-- start --
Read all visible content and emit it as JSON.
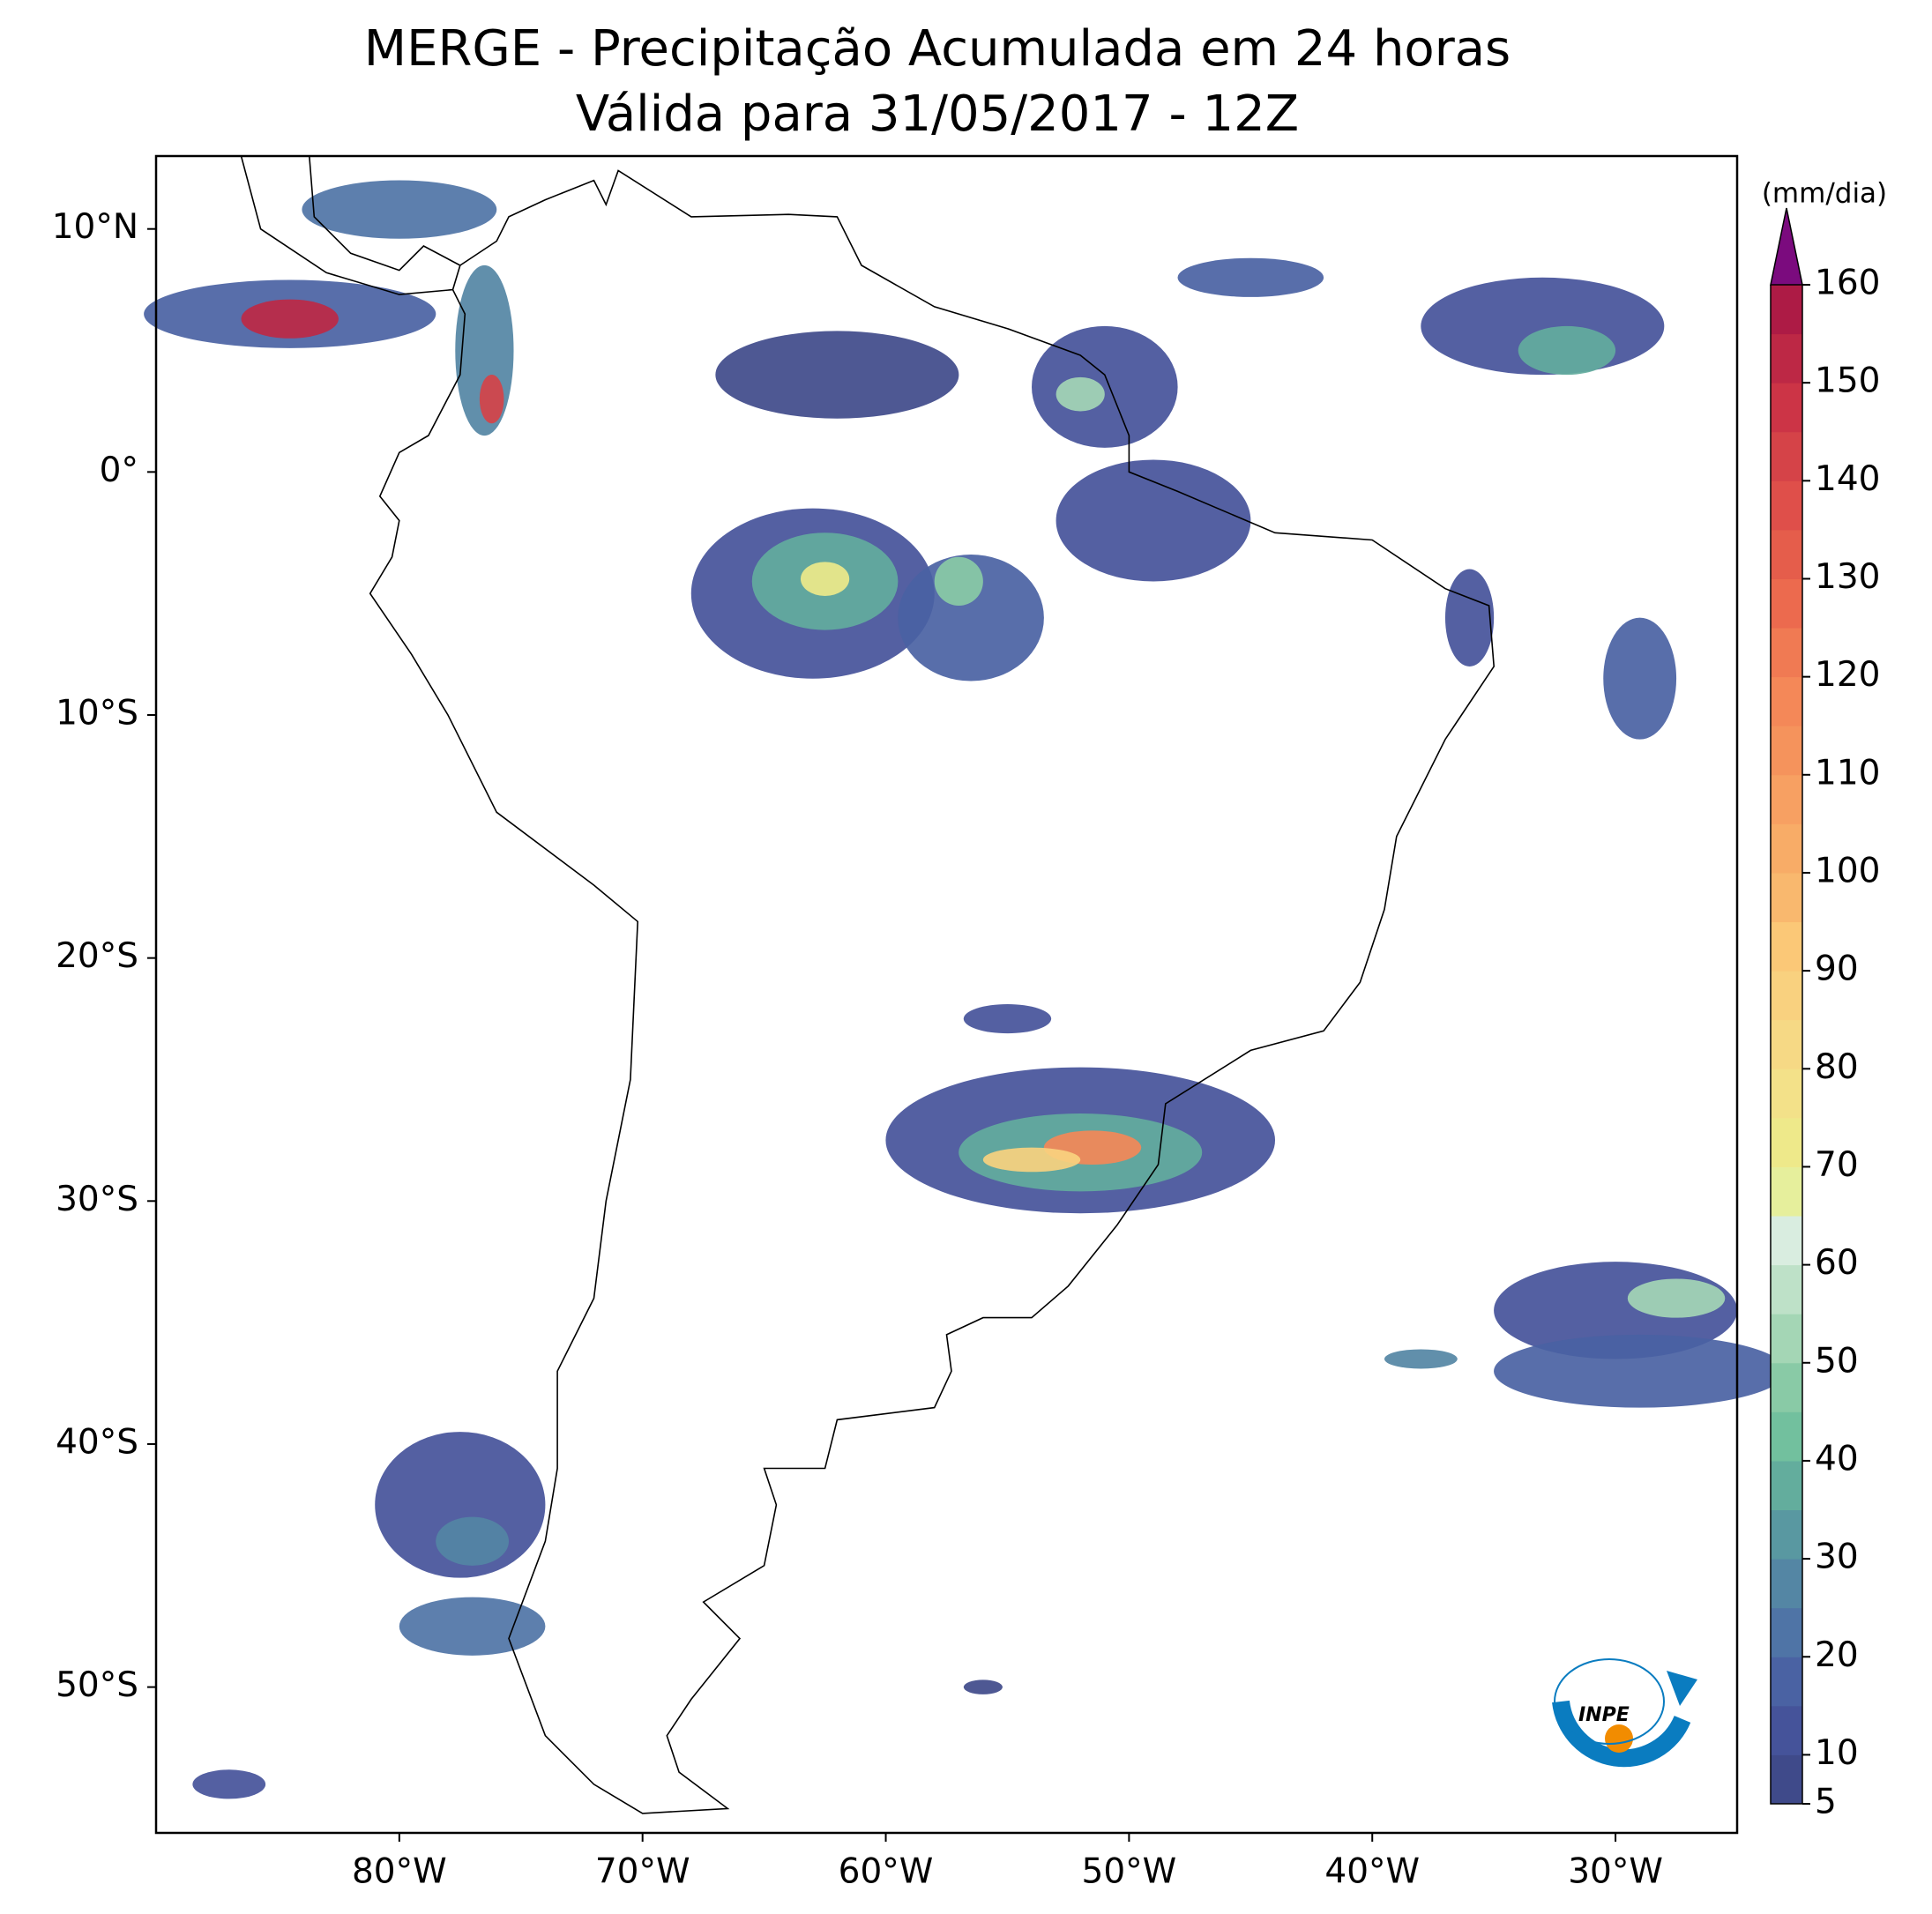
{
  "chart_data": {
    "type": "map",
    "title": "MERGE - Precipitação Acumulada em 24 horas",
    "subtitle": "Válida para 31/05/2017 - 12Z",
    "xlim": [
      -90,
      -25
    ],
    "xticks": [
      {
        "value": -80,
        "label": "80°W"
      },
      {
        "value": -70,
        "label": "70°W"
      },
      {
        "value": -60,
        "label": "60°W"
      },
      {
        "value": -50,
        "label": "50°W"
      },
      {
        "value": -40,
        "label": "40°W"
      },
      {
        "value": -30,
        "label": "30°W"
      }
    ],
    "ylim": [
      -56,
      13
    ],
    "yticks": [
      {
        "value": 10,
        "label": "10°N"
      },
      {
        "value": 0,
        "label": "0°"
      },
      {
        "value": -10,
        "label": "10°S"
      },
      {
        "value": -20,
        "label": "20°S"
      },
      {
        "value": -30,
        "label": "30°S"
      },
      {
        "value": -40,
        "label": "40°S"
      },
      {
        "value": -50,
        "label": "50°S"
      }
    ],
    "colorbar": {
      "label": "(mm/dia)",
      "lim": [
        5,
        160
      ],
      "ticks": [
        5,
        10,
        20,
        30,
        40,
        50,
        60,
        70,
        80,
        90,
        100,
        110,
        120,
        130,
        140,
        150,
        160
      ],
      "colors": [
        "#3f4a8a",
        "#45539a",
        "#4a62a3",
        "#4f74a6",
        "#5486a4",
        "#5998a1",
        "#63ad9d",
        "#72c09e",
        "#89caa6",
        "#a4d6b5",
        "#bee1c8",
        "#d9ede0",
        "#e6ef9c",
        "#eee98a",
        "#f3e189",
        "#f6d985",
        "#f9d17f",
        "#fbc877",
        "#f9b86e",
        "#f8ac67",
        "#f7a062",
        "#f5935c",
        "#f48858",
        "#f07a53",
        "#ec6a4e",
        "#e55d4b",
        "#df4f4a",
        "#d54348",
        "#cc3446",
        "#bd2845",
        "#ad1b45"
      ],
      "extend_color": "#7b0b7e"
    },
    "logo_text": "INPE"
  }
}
-- end --
-- start --
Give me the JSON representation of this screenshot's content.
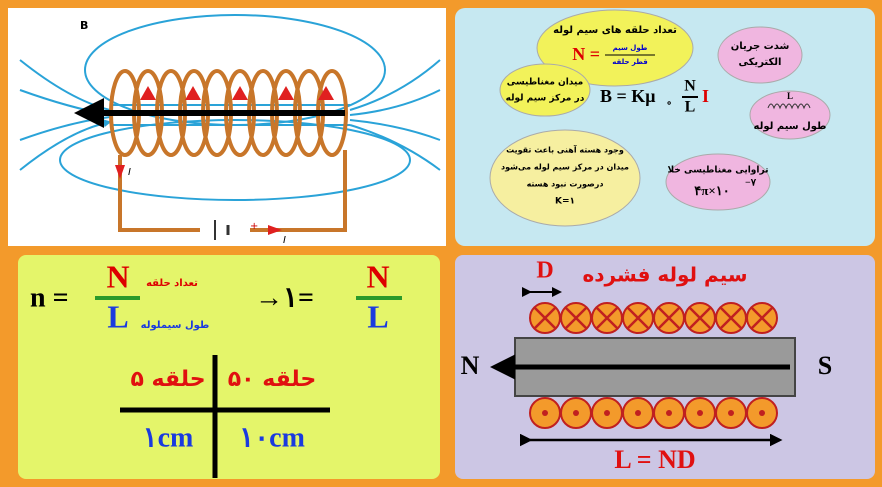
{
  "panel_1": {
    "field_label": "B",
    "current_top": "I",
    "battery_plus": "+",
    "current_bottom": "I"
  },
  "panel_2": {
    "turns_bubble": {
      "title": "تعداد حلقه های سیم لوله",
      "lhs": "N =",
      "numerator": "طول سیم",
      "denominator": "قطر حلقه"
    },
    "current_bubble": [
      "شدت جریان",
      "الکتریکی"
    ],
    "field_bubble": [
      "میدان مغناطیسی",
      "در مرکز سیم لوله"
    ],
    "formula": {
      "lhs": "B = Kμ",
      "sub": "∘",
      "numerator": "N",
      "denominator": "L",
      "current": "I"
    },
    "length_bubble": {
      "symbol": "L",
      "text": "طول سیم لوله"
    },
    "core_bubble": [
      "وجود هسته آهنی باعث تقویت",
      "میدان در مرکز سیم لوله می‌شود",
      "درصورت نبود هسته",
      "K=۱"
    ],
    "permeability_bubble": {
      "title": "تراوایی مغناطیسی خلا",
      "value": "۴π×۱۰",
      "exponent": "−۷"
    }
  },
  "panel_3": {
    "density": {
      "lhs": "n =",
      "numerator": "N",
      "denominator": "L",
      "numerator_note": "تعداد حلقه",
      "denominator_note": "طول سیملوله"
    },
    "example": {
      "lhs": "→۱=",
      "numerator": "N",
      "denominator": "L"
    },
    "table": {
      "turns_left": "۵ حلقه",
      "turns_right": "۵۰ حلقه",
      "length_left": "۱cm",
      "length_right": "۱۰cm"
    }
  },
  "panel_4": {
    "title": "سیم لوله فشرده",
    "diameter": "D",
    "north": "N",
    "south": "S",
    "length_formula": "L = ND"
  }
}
-- end --
» **TASK**: Search the lines for "میدان". Copy each line that has it.

» **TASK SOLUTION**:
      "میدان مغناطیسی",
      "میدان در مرکز سیم لوله می‌شود",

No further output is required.